═══ Data to process ═══

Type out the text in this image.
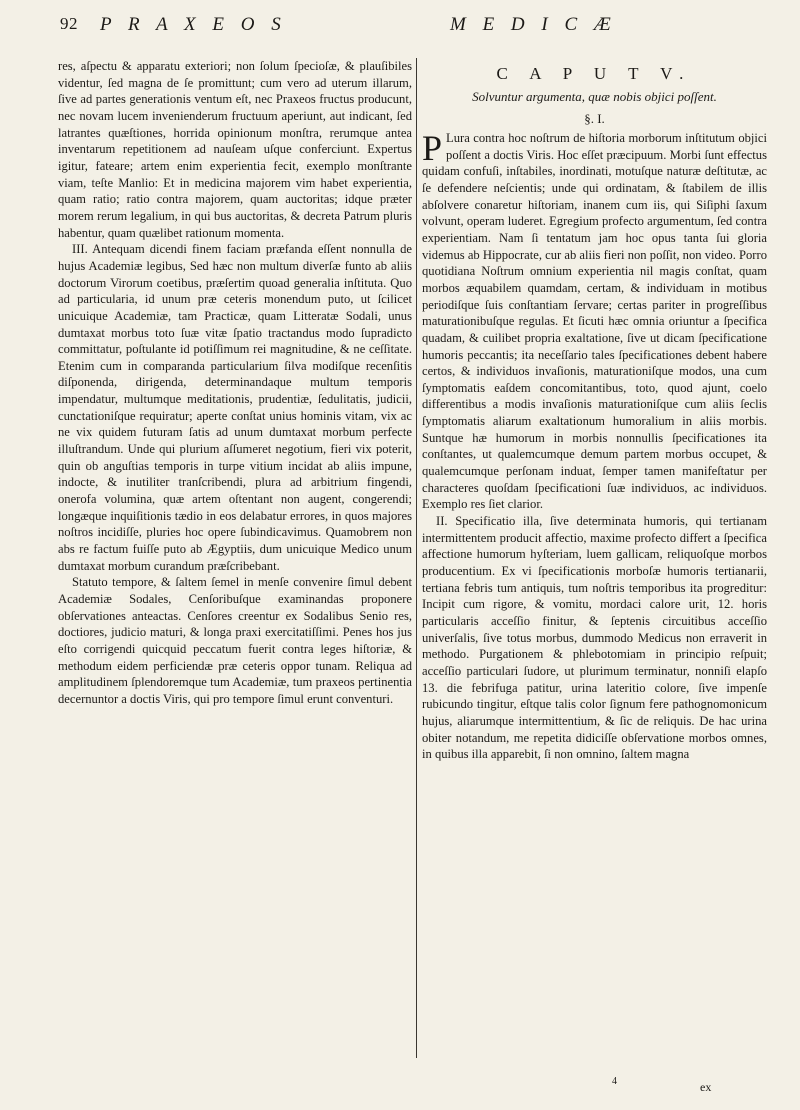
92 P R A X E O S	M E D I C Æ

res, aſpectu & apparatu exteriori; non ſolum ſpecioſæ, & plauſibiles videntur, ſed magna de ſe promittunt; cum vero ad uterum illarum, ſive ad partes generationis ventum eſt, nec Praxeos fructus producunt, nec novam lucem invenienderum fructuum aperiunt, aut indicant, ſed latrantes quæſtiones, horrida opinionum monſtra, rerumque antea inventarum repetitionem ad nauſeam uſque conferciunt. Expertus igitur, fateare; artem enim experientia fecit, exemplo monſtrante viam, teſte Manlio: Et in medicina majorem vim habet experientia, quam ratio; ratio contra majorem, quam auctoritas; idque præter morem rerum legalium, in qui bus auctoritas, & decreta Patrum pluris habentur, quam quælibet rationum momenta.

III. Antequam dicendi finem faciam præfanda eſſent nonnulla de hujus Academiæ legibus, Sed hæc non multum diverſæ funto ab aliis doctorum Virorum coetibus, præſertim quoad generalia inſtituta. Quo ad particularia, id unum præ ceteris monendum puto, ut ſcilicet unicuique Academiæ, tam Practicæ, quam Litteratæ Sodali, unus dumtaxat morbus toto ſuæ vitæ ſpatio tractandus modo ſupradicto committatur, poſtulante id potiſſimum rei magnitudine, & ne ceſſitate. Etenim cum in comparanda particularium ſilva modiſque recenſitis diſponenda, dirigenda, determinandaque multum temporis impendatur, multumque meditationis, prudentiæ, ſedulitatis, judicii, cunctationiſque requiratur; aperte conſtat unius hominis vitam, vix ac ne vix quidem futuram ſatis ad unum dumtaxat morbum perfecte illuſtrandum. Unde qui plurium aſſumeret negotium, fieri vix poterit, quin ob anguſtias temporis in turpe vitium incidat ab aliis impune, indocte, & inutiliter tranſcribendi, plura ad arbitrium fingendi, onerofa volumina, quæ artem oſtentant non augent, congerendi; longæque inquiſitionis tædio in eos delabatur errores, in quos majores noſtros incidiſſe, pluries hoc opere ſubindicavimus. Quamobrem non abs re factum fuiſſe puto ab Ægyptiis, dum unicuique Medico unum dumtaxat morbum curandum præſcribebant.

Statuto tempore, & ſaltem ſemel in menſe convenire ſimul debent Academiæ Sodales, Cenſoribuſque examinandas proponere obſervationes anteactas. Cenſores creentur ex Sodalibus Senio res, doctiores, judicio maturi, & longa praxi exercitatiſſimi. Penes hos jus eſto corrigendi quicquid peccatum fuerit contra leges hiſtoriæ, & methodum eidem perficiendæ præ ceteris oppor tunam. Reliqua ad amplitudinem ſplendoremque tum Academiæ, tum praxeos pertinentia decernuntor a doctis Viris, qui pro tempore ſimul erunt conventuri.

C A P U T V.
Solvuntur argumenta, quæ nobis objici poſſent.
§. I.

P Lura contra hoc noſtrum de hiſtoria morborum inſtitutum objici poſſent a doctis Viris. Hoc eſſet præcipuum. Morbi ſunt effectus quidam confuſi, inſtabiles, inordinati, motuſque naturæ deſtitutæ, ac ſe defendere neſcientis; unde qui ordinatam, & ſtabilem de illis abſolvere conaretur hiſtoriam, inanem cum iis, qui Siſiphi ſaxum volvunt, operam luderet. Egregium profecto argumentum, ſed contra experientiam. Nam ſi tentatum jam hoc opus tanta ſui gloria videmus ab Hippocrate, cur ab aliis fieri non poſſit, non video. Porro quotidiana Noſtrum omnium experientia nil magis conſtat, quam morbos æquabilem quamdam, certam, & individuam in motibus periodiſque ſuis conſtantiam ſervare; certas pariter in progreſſibus maturationibuſque regulas. Et ſicuti hæc omnia oriuntur a ſpecifica quadam, & cuilibet propria exaltatione, ſive ut dicam ſpecificatione humoris peccantis; ita neceſſario tales ſpecificationes debent habere certos, & individuos invaſionis, maturationiſque modos, una cum ſymptomatis eaſdem concomitantibus, toto, quod ajunt, coelo differentibus a modis invaſionis maturationiſque cum aliis ſeclis ſymptomatis aliarum exaltationum humoralium in aliis morbis. Suntque hæ humorum in morbis nonnullis ſpecificationes ita conſtantes, ut qualemcumque demum partem morbus occupet, & qualemcumque perſonam induat, ſemper tamen manifeſtatur per characteres quoſdam ſpecificationi ſuæ individuos, ac individuos. Exemplo res ſiet clarior.

II. Specificatio illa, ſive determinata humoris, qui tertianam intermittentem producit affectio, maxime profecto differt a ſpecifica affectione humorum hyſteriam, luem gallicam, reliquoſque morbos producentium. Ex vi ſpecificationis morboſæ humoris tertianarii, tertiana febris tum antiquis, tum noſtris temporibus ita progreditur: Incipit cum rigore, & vomitu, mordaci calore urit, 12. horis particularis acceſſio finitur, & ſeptenis circuitibus acceſſio univerſalis, ſive totus morbus, dummodo Medicus non erraverit in methodo. Purgationem & phlebotomiam in principio reſpuit; acceſſio particulari ſudore, ut plurimum terminatur, nonniſi elapſo 13. die febrifuga patitur, urina lateritio colore, ſive impenſe rubicundo tingitur, eſtque talis color ſignum fere pathognomonicum hujus, aliarumque intermittentium, & ſic de reliquis. De hac urina obiter notandum, me repetita didiciſſe obſervatione morbos omnes, in quibus illa apparebit, ſi non omnino, ſaltem magna

4	ex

═══

Leave the images out, please, and restate each line word for word.

> **Reply**
Type out the text in this image.
92 P R A X E O S	M E D I C Æ

res, aſpectu & apparatu exteriori; non ſolum ſpecioſæ, & plauſibiles videntur, ſed magna de ſe promittunt; cum vero ad uterum illarum, ſive ad partes generationis ventum eſt, nec Praxeos fructus producunt, nec novam lucem invenienderum fructuum aperiunt, aut indicant, ſed latrantes quæſtiones, horrida opinionum monſtra, rerumque antea inventarum repetitionem ad nauſeam uſque conferciunt. Expertus igitur, fateare; artem enim experientia fecit, exemplo monſtrante viam, teſte Manlio: Et in medicina majorem vim habet experientia, quam ratio; ratio contra majorem, quam auctoritas; idque præter morem rerum legalium, in qui bus auctoritas, & decreta Patrum pluris habentur, quam quælibet rationum momenta.

III. Antequam dicendi finem faciam præfanda eſſent nonnulla de hujus Academiæ legibus, Sed hæc non multum diverſæ funto ab aliis doctorum Virorum coetibus, præſertim quoad generalia inſtituta. Quo ad particularia, id unum præ ceteris monendum puto, ut ſcilicet unicuique Academiæ, tam Practicæ, quam Litteratæ Sodali, unus dumtaxat morbus toto ſuæ vitæ ſpatio tractandus modo ſupradicto committatur, poſtulante id potiſſimum rei magnitudine, & ne ceſſitate. Etenim cum in comparanda particularium ſilva modiſque recenſitis diſponenda, dirigenda, determinandaque multum temporis impendatur, multumque meditationis, prudentiæ, ſedulitatis, judicii, cunctationiſque requiratur; aperte conſtat unius hominis vitam, vix ac ne vix quidem futuram ſatis ad unum dumtaxat morbum perfecte illuſtrandum. Unde qui plurium aſſumeret negotium, fieri vix poterit, quin ob anguſtias temporis in turpe vitium incidat ab aliis impune, indocte, & inutiliter tranſcribendi, plura ad arbitrium fingendi, onerofa volumina, quæ artem oſtentant non augent, congerendi; longæque inquiſitionis tædio in eos delabatur errores, in quos majores noſtros incidiſſe, pluries hoc opere ſubindicavimus. Quamobrem non abs re factum fuiſſe puto ab Ægyptiis, dum unicuique Medico unum dumtaxat morbum curandum præſcribebant.

Statuto tempore, & ſaltem ſemel in menſe convenire ſimul debent Academiæ Sodales, Cenſoribuſque examinandas proponere obſervationes anteactas. Cenſores creentur ex Sodalibus Senio res, doctiores, judicio maturi, & longa praxi exercitatiſſimi. Penes hos jus eſto corrigendi quicquid peccatum fuerit contra leges hiſtoriæ, & methodum eidem perficiendæ præ ceteris oppor tunam. Reliqua ad amplitudinem ſplendoremque tum Academiæ, tum praxeos pertinentia decernuntor a doctis Viris, qui pro tempore ſimul erunt conventuri.

C A P U T V.
Solvuntur argumenta, quæ nobis objici poſſent.
§. I.

P Lura contra hoc noſtrum de hiſtoria morborum inſtitutum objici poſſent a doctis Viris. Hoc eſſet præcipuum. Morbi ſunt effectus quidam confuſi, inſtabiles, inordinati, motuſque naturæ deſtitutæ, ac ſe defendere neſcientis; unde qui ordinatam, & ſtabilem de illis abſolvere conaretur hiſtoriam, inanem cum iis, qui Siſiphi ſaxum volvunt, operam luderet. Egregium profecto argumentum, ſed contra experientiam. Nam ſi tentatum jam hoc opus tanta ſui gloria videmus ab Hippocrate, cur ab aliis fieri non poſſit, non video. Porro quotidiana Noſtrum omnium experientia nil magis conſtat, quam morbos æquabilem quamdam, certam, & individuam in motibus periodiſque ſuis conſtantiam ſervare; certas pariter in progreſſibus maturationibuſque regulas. Et ſicuti hæc omnia oriuntur a ſpecifica quadam, & cuilibet propria exaltatione, ſive ut dicam ſpecificatione humoris peccantis; ita neceſſario tales ſpecificationes debent habere certos, & individuos invaſionis, maturationiſque modos, una cum ſymptomatis eaſdem concomitantibus, toto, quod ajunt, coelo differentibus a modis invaſionis maturationiſque cum aliis ſeclis ſymptomatis aliarum exaltationum humoralium in aliis morbis. Suntque hæ humorum in morbis nonnullis ſpecificationes ita conſtantes, ut qualemcumque demum partem morbus occupet, & qualemcumque perſonam induat, ſemper tamen manifeſtatur per characteres quoſdam ſpecificationi ſuæ individuos, ac individuos. Exemplo res ſiet clarior.

II. Specificatio illa, ſive determinata humoris, qui tertianam intermittentem producit affectio, maxime profecto differt a ſpecifica affectione humorum hyſteriam, luem gallicam, reliquoſque morbos producentium. Ex vi ſpecificationis morboſæ humoris tertianarii, tertiana febris tum antiquis, tum noſtris temporibus ita progreditur: Incipit cum rigore, & vomitu, mordaci calore urit, 12. horis particularis acceſſio finitur, & ſeptenis circuitibus acceſſio univerſalis, ſive totus morbus, dummodo Medicus non erraverit in methodo. Purgationem & phlebotomiam in principio reſpuit; acceſſio particulari ſudore, ut plurimum terminatur, nonniſi elapſo 13. die febrifuga patitur, urina lateritio colore, ſive impenſe rubicundo tingitur, eſtque talis color ſignum fere pathognomonicum hujus, aliarumque intermittentium, & ſic de reliquis. De hac urina obiter notandum, me repetita didiciſſe obſervatione morbos omnes, in quibus illa apparebit, ſi non omnino, ſaltem magna

4	ex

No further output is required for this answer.